* start Given records *

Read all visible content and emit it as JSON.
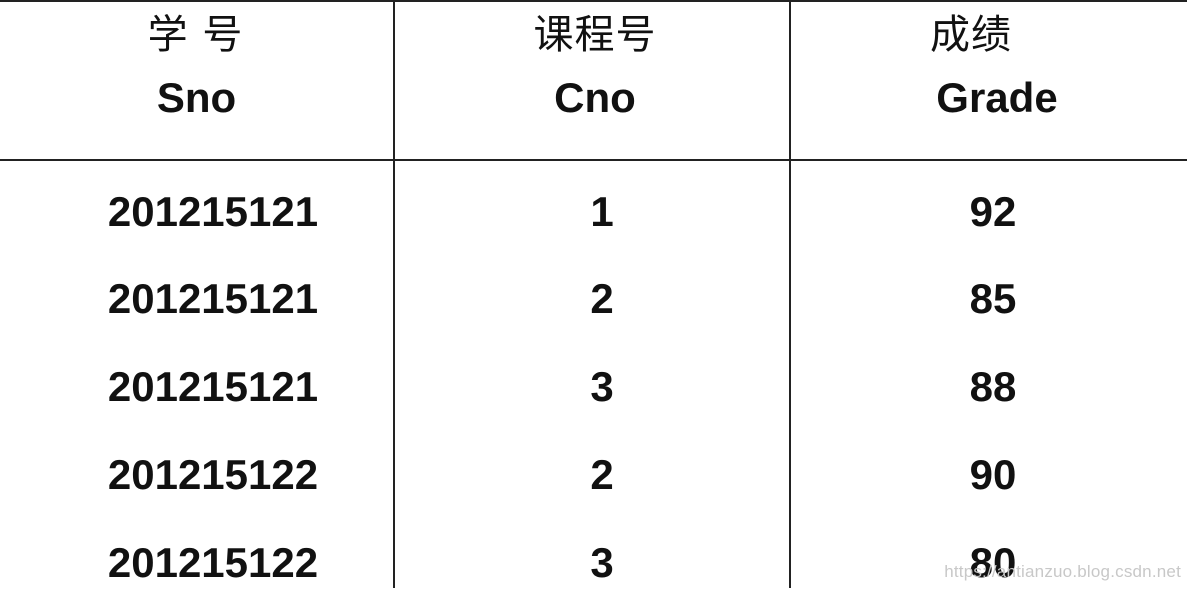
{
  "table": {
    "headers": [
      {
        "cn": "学 号",
        "en": "Sno"
      },
      {
        "cn": "课程号",
        "en": "Cno"
      },
      {
        "cn": "成绩",
        "en": "Grade"
      }
    ],
    "rows": [
      {
        "sno": "201215121",
        "cno": "1",
        "grade": "92"
      },
      {
        "sno": "201215121",
        "cno": "2",
        "grade": "85"
      },
      {
        "sno": "201215121",
        "cno": "3",
        "grade": "88"
      },
      {
        "sno": "201215122",
        "cno": "2",
        "grade": "90"
      },
      {
        "sno": "201215122",
        "cno": "3",
        "grade": "80"
      }
    ]
  },
  "watermark": "https://antianzuo.blog.csdn.net"
}
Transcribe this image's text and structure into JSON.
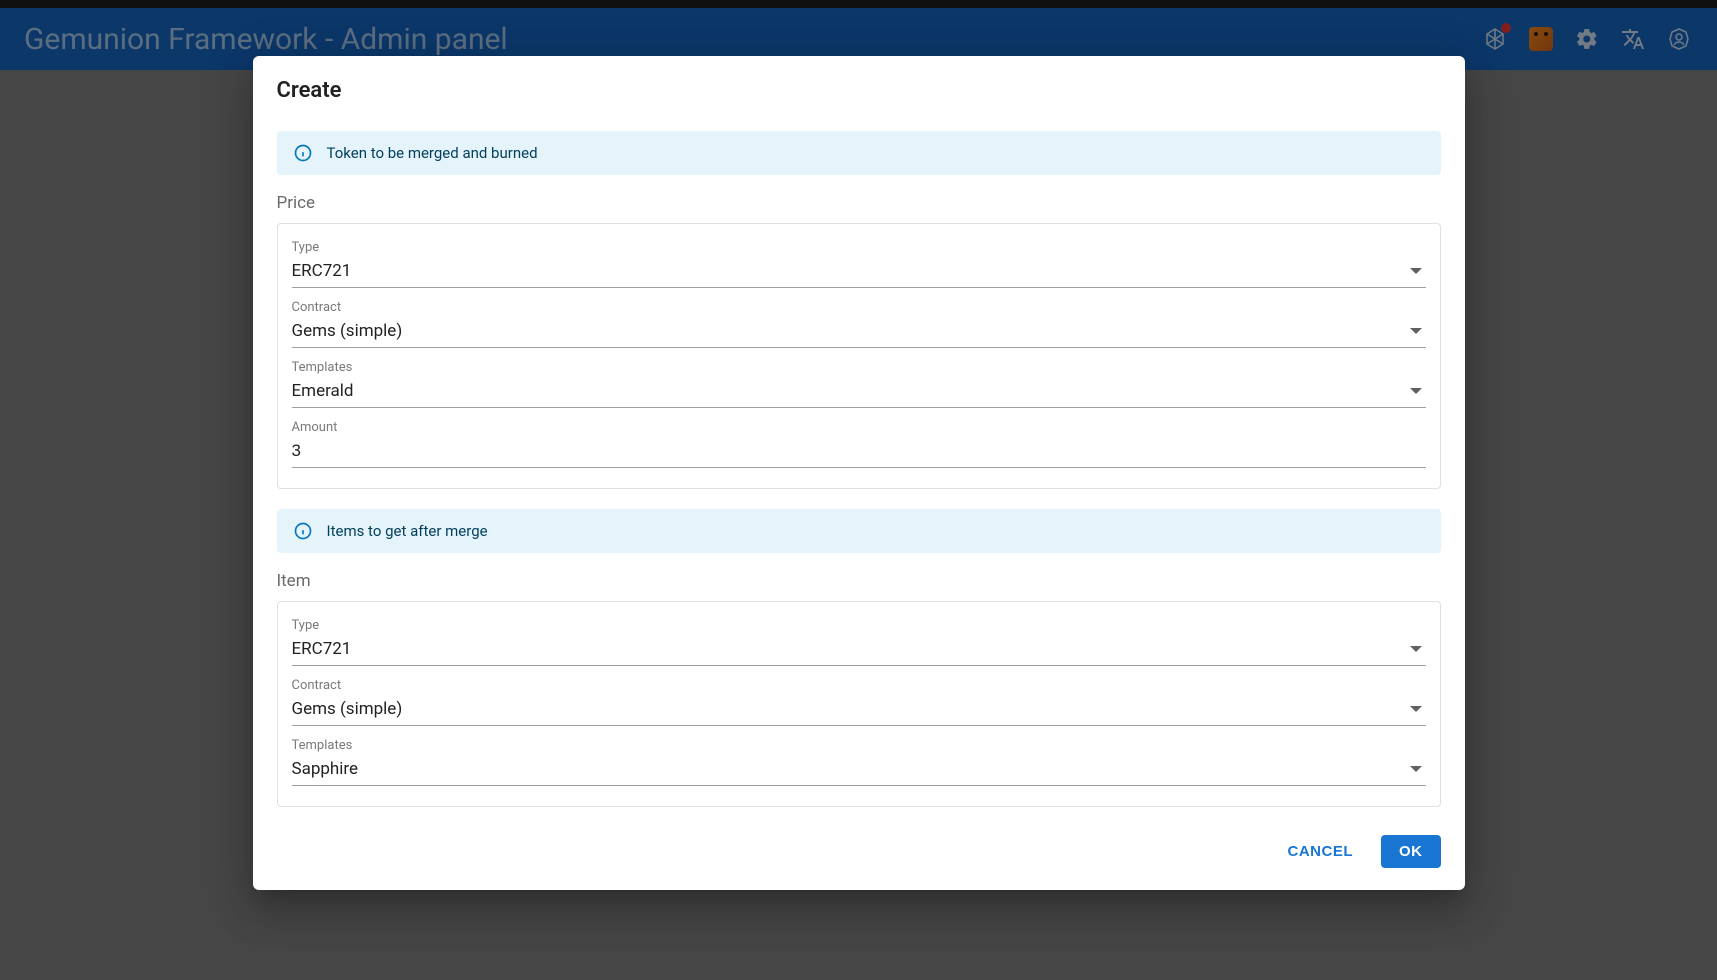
{
  "appbar": {
    "title": "Gemunion Framework - Admin panel"
  },
  "dialog": {
    "title": "Create",
    "alert_price": "Token to be merged and burned",
    "alert_item": "Items to get after merge",
    "price_section_label": "Price",
    "item_section_label": "Item",
    "price": {
      "type_label": "Type",
      "type_value": "ERC721",
      "contract_label": "Contract",
      "contract_value": "Gems (simple)",
      "templates_label": "Templates",
      "templates_value": "Emerald",
      "amount_label": "Amount",
      "amount_value": "3"
    },
    "item": {
      "type_label": "Type",
      "type_value": "ERC721",
      "contract_label": "Contract",
      "contract_value": "Gems (simple)",
      "templates_label": "Templates",
      "templates_value": "Sapphire"
    },
    "actions": {
      "cancel": "CANCEL",
      "ok": "OK"
    }
  }
}
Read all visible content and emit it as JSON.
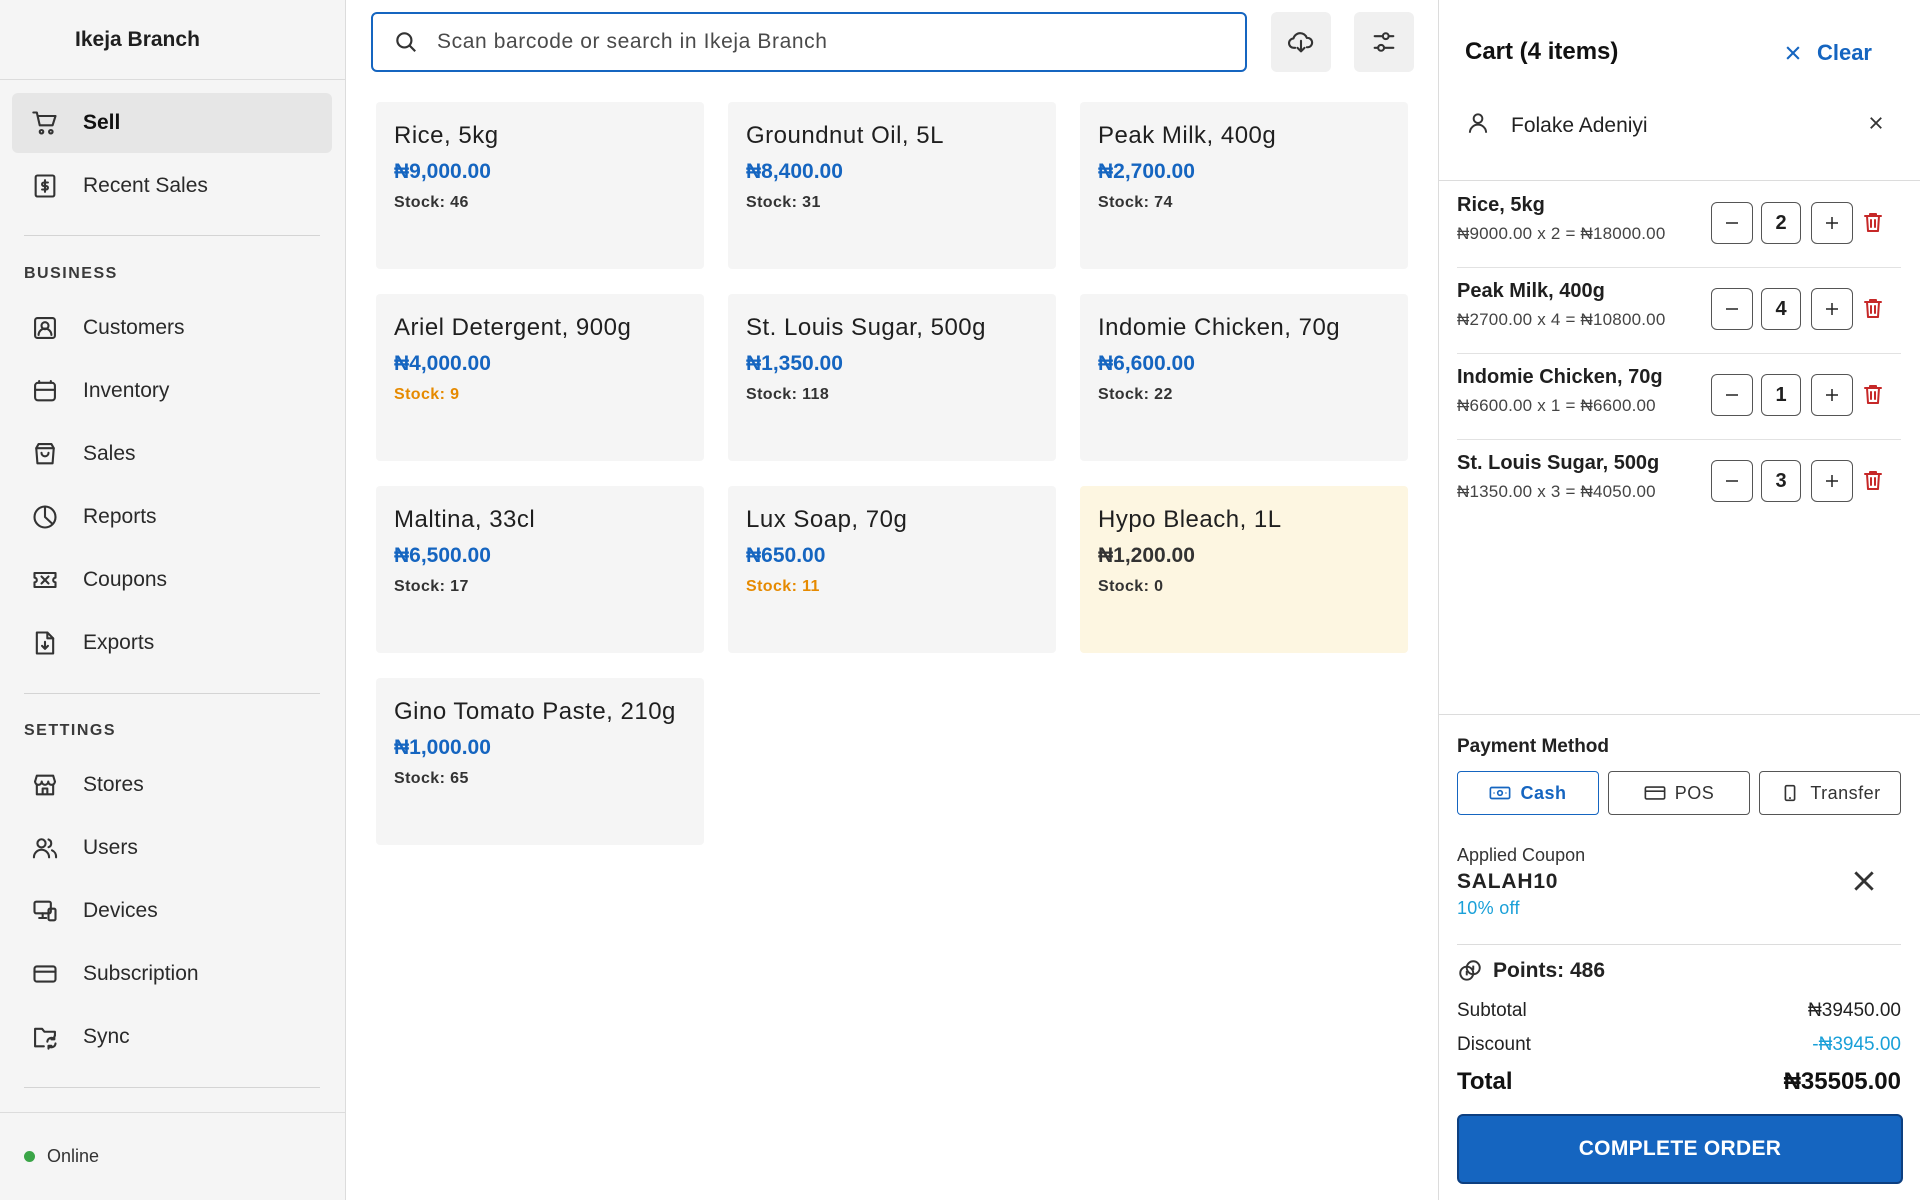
{
  "sidebar": {
    "brand": "Ikeja Branch",
    "primary": [
      {
        "label": "Sell",
        "icon": "cart-icon",
        "active": true
      },
      {
        "label": "Recent Sales",
        "icon": "receipt-icon"
      }
    ],
    "business_label": "BUSINESS",
    "business": [
      {
        "label": "Customers",
        "icon": "customer-icon"
      },
      {
        "label": "Inventory",
        "icon": "box-icon"
      },
      {
        "label": "Sales",
        "icon": "bag-icon"
      },
      {
        "label": "Reports",
        "icon": "pie-chart-icon"
      },
      {
        "label": "Coupons",
        "icon": "ticket-icon"
      },
      {
        "label": "Exports",
        "icon": "file-export-icon"
      }
    ],
    "settings_label": "SETTINGS",
    "settings": [
      {
        "label": "Stores",
        "icon": "store-icon"
      },
      {
        "label": "Users",
        "icon": "users-icon"
      },
      {
        "label": "Devices",
        "icon": "devices-icon"
      },
      {
        "label": "Subscription",
        "icon": "card-icon"
      },
      {
        "label": "Sync",
        "icon": "sync-folder-icon"
      }
    ],
    "status": "Online",
    "status_color": "#3aa547"
  },
  "search": {
    "placeholder": "Scan barcode or search in Ikeja Branch"
  },
  "products": [
    {
      "name": "Rice, 5kg",
      "price": "₦9,000.00",
      "stock": "Stock: 46",
      "low": false,
      "out": false
    },
    {
      "name": "Groundnut Oil, 5L",
      "price": "₦8,400.00",
      "stock": "Stock: 31",
      "low": false,
      "out": false
    },
    {
      "name": "Peak Milk, 400g",
      "price": "₦2,700.00",
      "stock": "Stock: 74",
      "low": false,
      "out": false
    },
    {
      "name": "Ariel Detergent, 900g",
      "price": "₦4,000.00",
      "stock": "Stock: 9",
      "low": true,
      "out": false
    },
    {
      "name": "St. Louis Sugar, 500g",
      "price": "₦1,350.00",
      "stock": "Stock: 118",
      "low": false,
      "out": false
    },
    {
      "name": "Indomie Chicken, 70g",
      "price": "₦6,600.00",
      "stock": "Stock: 22",
      "low": false,
      "out": false
    },
    {
      "name": "Maltina, 33cl",
      "price": "₦6,500.00",
      "stock": "Stock: 17",
      "low": false,
      "out": false
    },
    {
      "name": "Lux Soap, 70g",
      "price": "₦650.00",
      "stock": "Stock: 11",
      "low": true,
      "out": false
    },
    {
      "name": "Hypo Bleach, 1L",
      "price": "₦1,200.00",
      "stock": "Stock: 0",
      "low": false,
      "out": true
    },
    {
      "name": "Gino Tomato Paste, 210g",
      "price": "₦1,000.00",
      "stock": "Stock: 65",
      "low": false,
      "out": false
    }
  ],
  "cart": {
    "title": "Cart (4 items)",
    "clear_label": "Clear",
    "customer": "Folake Adeniyi",
    "items": [
      {
        "name": "Rice, 5kg",
        "calc": "₦9000.00 x 2 = ₦18000.00",
        "qty": "2"
      },
      {
        "name": "Peak Milk, 400g",
        "calc": "₦2700.00 x 4 = ₦10800.00",
        "qty": "4"
      },
      {
        "name": "Indomie Chicken, 70g",
        "calc": "₦6600.00 x 1 = ₦6600.00",
        "qty": "1"
      },
      {
        "name": "St. Louis Sugar, 500g",
        "calc": "₦1350.00 x 3 = ₦4050.00",
        "qty": "3"
      }
    ],
    "payment_label": "Payment Method",
    "payment_methods": [
      {
        "label": "Cash",
        "icon": "cash-icon",
        "active": true
      },
      {
        "label": "POS",
        "icon": "card-icon",
        "active": false
      },
      {
        "label": "Transfer",
        "icon": "phone-icon",
        "active": false
      }
    ],
    "coupon": {
      "label": "Applied Coupon",
      "code": "SALAH10",
      "off": "10% off"
    },
    "points": "Points: 486",
    "subtotal_label": "Subtotal",
    "subtotal": "₦39450.00",
    "discount_label": "Discount",
    "discount": "-₦3945.00",
    "total_label": "Total",
    "total": "₦35505.00",
    "complete_label": "COMPLETE ORDER"
  },
  "colors": {
    "accent": "#1565c0",
    "low_stock": "#e68a00",
    "out_of_stock_bg": "#fdf6e1",
    "danger": "#c62828",
    "discount": "#1aa0d8"
  }
}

* end Given records *

Problem statement:
Lines containing the word "Sugar" are to be tallied; report only the total.

Task response:
2